▶ _WRITTEN TASK_: Your task is to transcribe all the entries exactly, excluding pictures.

▶ _DATA_:

* * *

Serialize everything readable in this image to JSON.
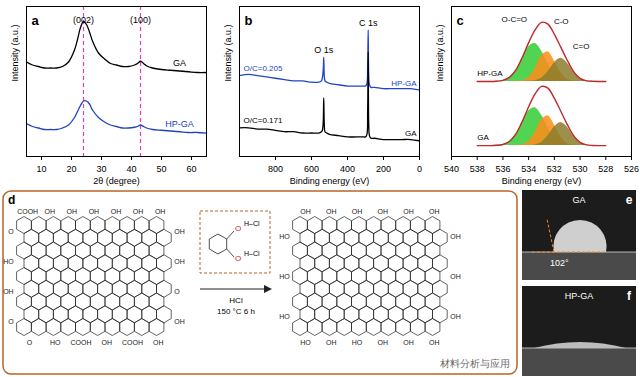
{
  "chart_data": [
    {
      "type": "line",
      "title": "a",
      "x_label": "2θ (degree)",
      "y_label": "Intensity (a.u.)",
      "x": [
        5,
        7,
        9,
        11,
        13,
        15,
        17,
        19,
        21,
        22,
        23,
        24,
        25,
        26,
        27,
        29,
        31,
        33,
        35,
        37,
        39,
        41,
        42,
        43,
        44,
        45,
        47,
        50,
        53,
        56,
        59,
        62,
        65
      ],
      "series": [
        {
          "name": "GA",
          "color": "#000000",
          "values": [
            63,
            61,
            60,
            59,
            59,
            59,
            60,
            63,
            71,
            78,
            86,
            90,
            88,
            83,
            77,
            69,
            65,
            62,
            61,
            60,
            60,
            61,
            62,
            63.5,
            62,
            60.5,
            59,
            58,
            57.5,
            57,
            56.5,
            56,
            56
          ]
        },
        {
          "name": "HP-GA",
          "color": "#2040c0",
          "values": [
            22,
            20,
            19,
            18,
            18,
            18,
            19,
            21,
            26,
            30,
            34,
            37,
            37,
            35,
            31,
            26,
            23,
            21,
            20,
            19,
            19,
            19.5,
            20,
            21,
            20,
            19,
            18,
            17.5,
            17,
            16.5,
            16,
            16,
            15.5
          ]
        }
      ],
      "reference_lines": [
        {
          "x": 24,
          "label": "(002)",
          "color": "#e040d0",
          "line_style": "dashed"
        },
        {
          "x": 43,
          "label": "(100)",
          "color": "#e040d0",
          "line_style": "dashed"
        }
      ],
      "xlim": [
        5,
        65
      ],
      "xticks": [
        10,
        20,
        30,
        40,
        50,
        60
      ],
      "ylim": [
        0,
        100
      ],
      "yticks": [],
      "tick_labels": "x"
    },
    {
      "type": "line",
      "title": "b",
      "x_label": "Binding energy (eV)",
      "y_label": "Intensity (a.u.)",
      "x": [
        1000,
        950,
        900,
        850,
        800,
        750,
        700,
        650,
        600,
        560,
        545,
        540,
        535,
        532,
        529,
        525,
        515,
        500,
        450,
        400,
        350,
        310,
        300,
        292,
        288,
        285,
        282,
        278,
        270,
        250,
        200,
        150,
        100,
        50,
        0
      ],
      "series": [
        {
          "name": "HP-GA",
          "color": "#2045c8",
          "annotation": "O/C=0.205",
          "values": [
            62,
            63,
            62,
            61,
            60,
            59,
            58,
            58,
            57,
            57,
            58,
            60,
            66,
            76,
            62,
            58,
            57,
            56,
            55,
            54,
            54,
            54,
            54,
            56,
            70,
            97,
            62,
            55,
            53,
            53,
            52,
            52,
            52,
            52,
            51
          ]
        },
        {
          "name": "GA",
          "color": "#000000",
          "annotation": "O/C=0.171",
          "values": [
            22,
            22,
            21,
            21,
            20,
            19,
            19,
            18,
            18,
            18,
            19,
            20,
            26,
            45,
            25,
            19,
            18,
            17,
            16,
            15,
            15,
            15,
            15,
            17,
            35,
            80,
            25,
            16,
            14,
            14,
            13,
            13,
            13,
            13,
            12
          ]
        }
      ],
      "peak_labels": [
        {
          "x": 532,
          "label": "O 1s"
        },
        {
          "x": 285,
          "label": "C 1s"
        }
      ],
      "xlim": [
        1000,
        0
      ],
      "xticks": [
        800,
        600,
        400,
        200,
        0
      ],
      "ylim": [
        0,
        115
      ],
      "yticks": [],
      "tick_labels": "x"
    },
    {
      "type": "area",
      "title": "c",
      "x_label": "Binding energy (eV)",
      "y_label": "Intensity (a.u.)",
      "x": [
        538,
        537.5,
        537,
        536.5,
        536,
        535.5,
        535,
        534.5,
        534,
        533.5,
        533,
        532.5,
        532,
        531.5,
        531,
        530.5,
        530,
        529.5,
        529,
        528.5,
        528
      ],
      "components": [
        {
          "name": "O-C=O",
          "color": "#33cc33"
        },
        {
          "name": "C-O",
          "color": "#ff8c1a"
        },
        {
          "name": "C=O",
          "color": "#8b7d2a"
        }
      ],
      "envelope_color": "#c0282d",
      "spectra": [
        {
          "name": "HP-GA",
          "baseline": 55,
          "components": [
            [
              55,
              55,
              55,
              55.2,
              55.8,
              58,
              63.3,
              72,
              80.4,
              82.8,
              77.4,
              68.3,
              60.8,
              56.8,
              55.4,
              55.1,
              55,
              55,
              55,
              55,
              55
            ],
            [
              55,
              55,
              55,
              55,
              55,
              55,
              55.1,
              55.6,
              58,
              64.6,
              73.7,
              76.8,
              70.2,
              61.4,
              56.6,
              55.2,
              55,
              55,
              55,
              55,
              55
            ],
            [
              55,
              55,
              55,
              55,
              55,
              55,
              55,
              55,
              55.1,
              55.5,
              57.3,
              62,
              68.6,
              72,
              68.6,
              62,
              57.3,
              55.5,
              55.1,
              55,
              55
            ]
          ],
          "envelope": [
            55,
            55,
            55,
            55.2,
            55.8,
            58,
            63.4,
            72.6,
            83.5,
            92.9,
            98.4,
            97.1,
            89.6,
            80.2,
            70.6,
            62.3,
            57.3,
            55.5,
            55.1,
            55,
            55
          ]
        },
        {
          "name": "GA",
          "baseline": 8,
          "components": [
            [
              8,
              8,
              8,
              8.2,
              8.8,
              11,
              16.3,
              25,
              33.4,
              35.8,
              30.4,
              21.3,
              13.8,
              9.8,
              8.4,
              8.1,
              8,
              8,
              8,
              8,
              8
            ],
            [
              8,
              8,
              8,
              8,
              8,
              8,
              8.1,
              8.6,
              11,
              17.6,
              26.7,
              29.8,
              23.2,
              14.4,
              9.6,
              8.2,
              8,
              8,
              8,
              8,
              8
            ],
            [
              8,
              8,
              8,
              8,
              8,
              8,
              8,
              8,
              8.1,
              8.5,
              10.3,
              15,
              21.6,
              25,
              21.6,
              15,
              10.3,
              8.5,
              8.1,
              8,
              8
            ]
          ],
          "envelope": [
            8,
            8,
            8,
            8.2,
            8.8,
            11,
            16.4,
            25.6,
            36.5,
            45.9,
            51.4,
            50.1,
            42.6,
            33.2,
            23.6,
            15.3,
            10.3,
            8.5,
            8.1,
            8,
            8
          ]
        }
      ],
      "xlim": [
        540,
        526
      ],
      "xticks": [
        540,
        538,
        536,
        534,
        532,
        530,
        528,
        526
      ],
      "ylim": [
        0,
        110
      ],
      "yticks": [],
      "tick_labels": "x"
    }
  ],
  "diagram": {
    "label": "d",
    "before": {
      "top": [
        "COOH",
        "OH",
        "OH",
        "OH",
        "OH",
        "OH",
        "OH"
      ],
      "bottom": [
        "O",
        "HO",
        "COOH",
        "OH",
        "COOH",
        "OH"
      ],
      "left": [
        "O",
        "HO",
        "OH",
        "O"
      ],
      "right": [
        "OH",
        "OH",
        "O",
        "OH"
      ]
    },
    "after": {
      "top": [
        "OH",
        "OH",
        "OH",
        "OH",
        "OH",
        "OH"
      ],
      "bottom": [
        "HO",
        "OH",
        "HO",
        "OH",
        "OH",
        "OH"
      ],
      "left": [
        "HO",
        "HO",
        "HO"
      ],
      "right": [
        "OH",
        "OH",
        "OH"
      ]
    },
    "reagent": "HCl",
    "conditions": "150 °C 6 h",
    "inset": {
      "atoms": [
        "O",
        "O"
      ],
      "bonds": [
        "H–Cl",
        "H–Cl"
      ]
    }
  },
  "photos": [
    {
      "label": "e",
      "sample": "GA",
      "contact_angle": {
        "value": 102,
        "label": "102°"
      }
    },
    {
      "label": "f",
      "sample": "HP-GA"
    }
  ],
  "watermark": "材料分析与应用"
}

* * *

▶ _RESPONSE BELOW_:
Serialize everything readable in this image to JSON.
{
  "chart_data": [
    {
      "type": "line",
      "title": "a",
      "x_label": "2θ (degree)",
      "y_label": "Intensity (a.u.)",
      "x": [
        5,
        7,
        9,
        11,
        13,
        15,
        17,
        19,
        21,
        22,
        23,
        24,
        25,
        26,
        27,
        29,
        31,
        33,
        35,
        37,
        39,
        41,
        42,
        43,
        44,
        45,
        47,
        50,
        53,
        56,
        59,
        62,
        65
      ],
      "series": [
        {
          "name": "GA",
          "color": "#000000",
          "values": [
            63,
            61,
            60,
            59,
            59,
            59,
            60,
            63,
            71,
            78,
            86,
            90,
            88,
            83,
            77,
            69,
            65,
            62,
            61,
            60,
            60,
            61,
            62,
            63.5,
            62,
            60.5,
            59,
            58,
            57.5,
            57,
            56.5,
            56,
            56
          ]
        },
        {
          "name": "HP-GA",
          "color": "#2040c0",
          "values": [
            22,
            20,
            19,
            18,
            18,
            18,
            19,
            21,
            26,
            30,
            34,
            37,
            37,
            35,
            31,
            26,
            23,
            21,
            20,
            19,
            19,
            19.5,
            20,
            21,
            20,
            19,
            18,
            17.5,
            17,
            16.5,
            16,
            16,
            15.5
          ]
        }
      ],
      "reference_lines": [
        {
          "x": 24,
          "label": "(002)",
          "color": "#e040d0",
          "line_style": "dashed"
        },
        {
          "x": 43,
          "label": "(100)",
          "color": "#e040d0",
          "line_style": "dashed"
        }
      ],
      "xlim": [
        5,
        65
      ],
      "xticks": [
        10,
        20,
        30,
        40,
        50,
        60
      ],
      "ylim": [
        0,
        100
      ],
      "yticks": [],
      "tick_labels": "x"
    },
    {
      "type": "line",
      "title": "b",
      "x_label": "Binding energy (eV)",
      "y_label": "Intensity (a.u.)",
      "x": [
        1000,
        950,
        900,
        850,
        800,
        750,
        700,
        650,
        600,
        560,
        545,
        540,
        535,
        532,
        529,
        525,
        515,
        500,
        450,
        400,
        350,
        310,
        300,
        292,
        288,
        285,
        282,
        278,
        270,
        250,
        200,
        150,
        100,
        50,
        0
      ],
      "series": [
        {
          "name": "HP-GA",
          "color": "#2045c8",
          "annotation": "O/C=0.205",
          "values": [
            62,
            63,
            62,
            61,
            60,
            59,
            58,
            58,
            57,
            57,
            58,
            60,
            66,
            76,
            62,
            58,
            57,
            56,
            55,
            54,
            54,
            54,
            54,
            56,
            70,
            97,
            62,
            55,
            53,
            53,
            52,
            52,
            52,
            52,
            51
          ]
        },
        {
          "name": "GA",
          "color": "#000000",
          "annotation": "O/C=0.171",
          "values": [
            22,
            22,
            21,
            21,
            20,
            19,
            19,
            18,
            18,
            18,
            19,
            20,
            26,
            45,
            25,
            19,
            18,
            17,
            16,
            15,
            15,
            15,
            15,
            17,
            35,
            80,
            25,
            16,
            14,
            14,
            13,
            13,
            13,
            13,
            12
          ]
        }
      ],
      "peak_labels": [
        {
          "x": 532,
          "label": "O 1s"
        },
        {
          "x": 285,
          "label": "C 1s"
        }
      ],
      "xlim": [
        1000,
        0
      ],
      "xticks": [
        800,
        600,
        400,
        200,
        0
      ],
      "ylim": [
        0,
        115
      ],
      "yticks": [],
      "tick_labels": "x"
    },
    {
      "type": "area",
      "title": "c",
      "x_label": "Binding energy (eV)",
      "y_label": "Intensity (a.u.)",
      "x": [
        538,
        537.5,
        537,
        536.5,
        536,
        535.5,
        535,
        534.5,
        534,
        533.5,
        533,
        532.5,
        532,
        531.5,
        531,
        530.5,
        530,
        529.5,
        529,
        528.5,
        528
      ],
      "components": [
        {
          "name": "O-C=O",
          "color": "#33cc33"
        },
        {
          "name": "C-O",
          "color": "#ff8c1a"
        },
        {
          "name": "C=O",
          "color": "#8b7d2a"
        }
      ],
      "envelope_color": "#c0282d",
      "spectra": [
        {
          "name": "HP-GA",
          "baseline": 55,
          "components": [
            [
              55,
              55,
              55,
              55.2,
              55.8,
              58,
              63.3,
              72,
              80.4,
              82.8,
              77.4,
              68.3,
              60.8,
              56.8,
              55.4,
              55.1,
              55,
              55,
              55,
              55,
              55
            ],
            [
              55,
              55,
              55,
              55,
              55,
              55,
              55.1,
              55.6,
              58,
              64.6,
              73.7,
              76.8,
              70.2,
              61.4,
              56.6,
              55.2,
              55,
              55,
              55,
              55,
              55
            ],
            [
              55,
              55,
              55,
              55,
              55,
              55,
              55,
              55,
              55.1,
              55.5,
              57.3,
              62,
              68.6,
              72,
              68.6,
              62,
              57.3,
              55.5,
              55.1,
              55,
              55
            ]
          ],
          "envelope": [
            55,
            55,
            55,
            55.2,
            55.8,
            58,
            63.4,
            72.6,
            83.5,
            92.9,
            98.4,
            97.1,
            89.6,
            80.2,
            70.6,
            62.3,
            57.3,
            55.5,
            55.1,
            55,
            55
          ]
        },
        {
          "name": "GA",
          "baseline": 8,
          "components": [
            [
              8,
              8,
              8,
              8.2,
              8.8,
              11,
              16.3,
              25,
              33.4,
              35.8,
              30.4,
              21.3,
              13.8,
              9.8,
              8.4,
              8.1,
              8,
              8,
              8,
              8,
              8
            ],
            [
              8,
              8,
              8,
              8,
              8,
              8,
              8.1,
              8.6,
              11,
              17.6,
              26.7,
              29.8,
              23.2,
              14.4,
              9.6,
              8.2,
              8,
              8,
              8,
              8,
              8
            ],
            [
              8,
              8,
              8,
              8,
              8,
              8,
              8,
              8,
              8.1,
              8.5,
              10.3,
              15,
              21.6,
              25,
              21.6,
              15,
              10.3,
              8.5,
              8.1,
              8,
              8
            ]
          ],
          "envelope": [
            8,
            8,
            8,
            8.2,
            8.8,
            11,
            16.4,
            25.6,
            36.5,
            45.9,
            51.4,
            50.1,
            42.6,
            33.2,
            23.6,
            15.3,
            10.3,
            8.5,
            8.1,
            8,
            8
          ]
        }
      ],
      "xlim": [
        540,
        526
      ],
      "xticks": [
        540,
        538,
        536,
        534,
        532,
        530,
        528,
        526
      ],
      "ylim": [
        0,
        110
      ],
      "yticks": [],
      "tick_labels": "x"
    }
  ],
  "diagram": {
    "label": "d",
    "before": {
      "top": [
        "COOH",
        "OH",
        "OH",
        "OH",
        "OH",
        "OH",
        "OH"
      ],
      "bottom": [
        "O",
        "HO",
        "COOH",
        "OH",
        "COOH",
        "OH"
      ],
      "left": [
        "O",
        "HO",
        "OH",
        "O"
      ],
      "right": [
        "OH",
        "OH",
        "O",
        "OH"
      ]
    },
    "after": {
      "top": [
        "OH",
        "OH",
        "OH",
        "OH",
        "OH",
        "OH"
      ],
      "bottom": [
        "HO",
        "OH",
        "HO",
        "OH",
        "OH",
        "OH"
      ],
      "left": [
        "HO",
        "HO",
        "HO"
      ],
      "right": [
        "OH",
        "OH",
        "OH"
      ]
    },
    "reagent": "HCl",
    "conditions": "150 °C 6 h",
    "inset": {
      "atoms": [
        "O",
        "O"
      ],
      "bonds": [
        "H–Cl",
        "H–Cl"
      ]
    }
  },
  "photos": [
    {
      "label": "e",
      "sample": "GA",
      "contact_angle": {
        "value": 102,
        "label": "102°"
      }
    },
    {
      "label": "f",
      "sample": "HP-GA"
    }
  ],
  "watermark": "材料分析与应用"
}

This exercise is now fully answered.